* **Brief**: Without the images, print all the entries below exactly as given.

Items from a dataset:
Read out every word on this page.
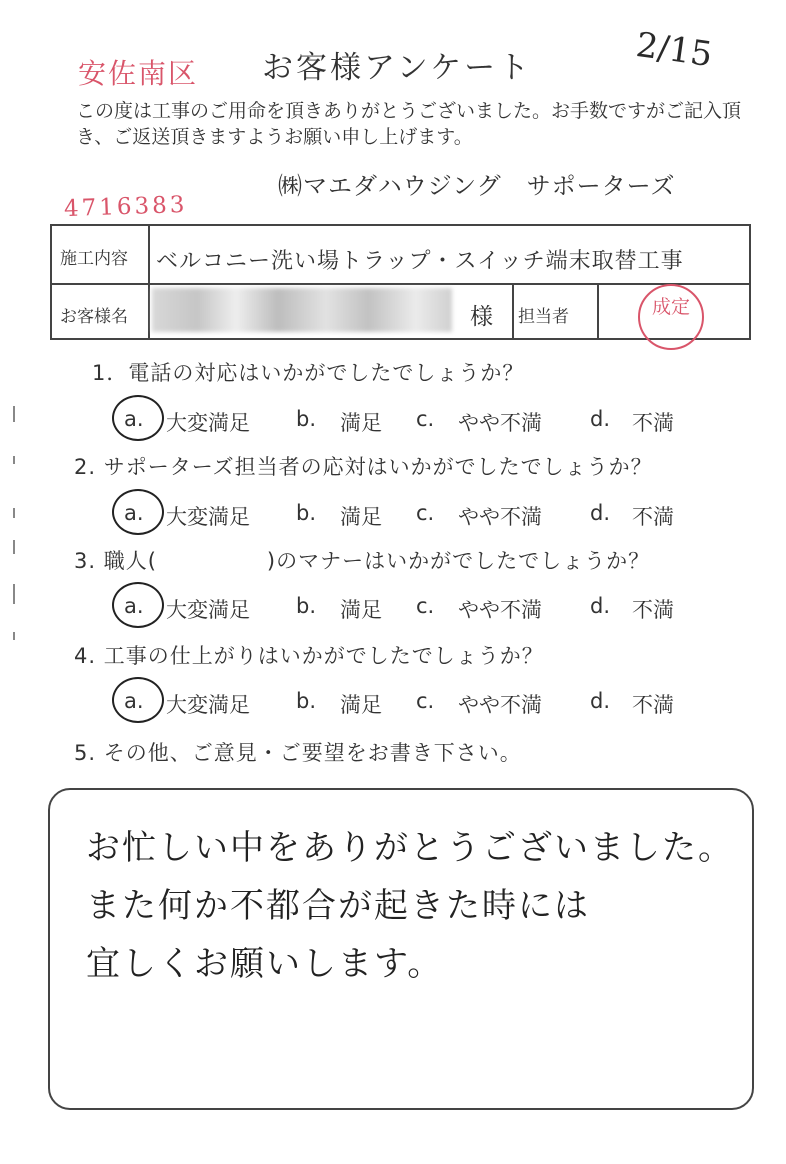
安佐南区 お客様アンケート	2/15
この度は工事のご用命を頂きありがとうございました。お手数ですがご記入頂き、ご返送頂きますようお願い申し上げます。
㈱マエダハウジング　サポーターズ
4716383
施工内容 ベルコニー洗い場トラップ・スイッチ端末取替工事
お客様名	様 担当者	成定
1．電話の対応はいかがでしたでしょうか？
a. 大変満足 b. 満足 c. やや不満 d. 不満
2. サポーターズ担当者の応対はいかがでしたでしょうか？
a. 大変満足 b. 満足 c. やや不満 d. 不満
3. 職人(　　　　　)のマナーはいかがでしたでしょうか？
a. 大変満足 b. 満足 c. やや不満 d. 不満
4. 工事の仕上がりはいかがでしたでしょうか？
a. 大変満足 b. 満足 c. やや不満 d. 不満
5. その他、ご意見・ご要望をお書き下さい。
お忙しい中をありがとうございました。
また何か不都合が起きた時には
宜しくお願いします。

* **Solution for this task**:
Read out every word on this page.
安佐南区 お客様アンケート	2/15
この度は工事のご用命を頂きありがとうございました。お手数ですがご記入頂き、ご返送頂きますようお願い申し上げます。
㈱マエダハウジング　サポーターズ
4716383
施工内容 ベルコニー洗い場トラップ・スイッチ端末取替工事
お客様名	様 担当者	成定
1．電話の対応はいかがでしたでしょうか？
a. 大変満足 b. 満足 c. やや不満 d. 不満
2. サポーターズ担当者の応対はいかがでしたでしょうか？
a. 大変満足 b. 満足 c. やや不満 d. 不満
3. 職人(　　　　　)のマナーはいかがでしたでしょうか？
a. 大変満足 b. 満足 c. やや不満 d. 不満
4. 工事の仕上がりはいかがでしたでしょうか？
a. 大変満足 b. 満足 c. やや不満 d. 不満
5. その他、ご意見・ご要望をお書き下さい。
お忙しい中をありがとうございました。
また何か不都合が起きた時には
宜しくお願いします。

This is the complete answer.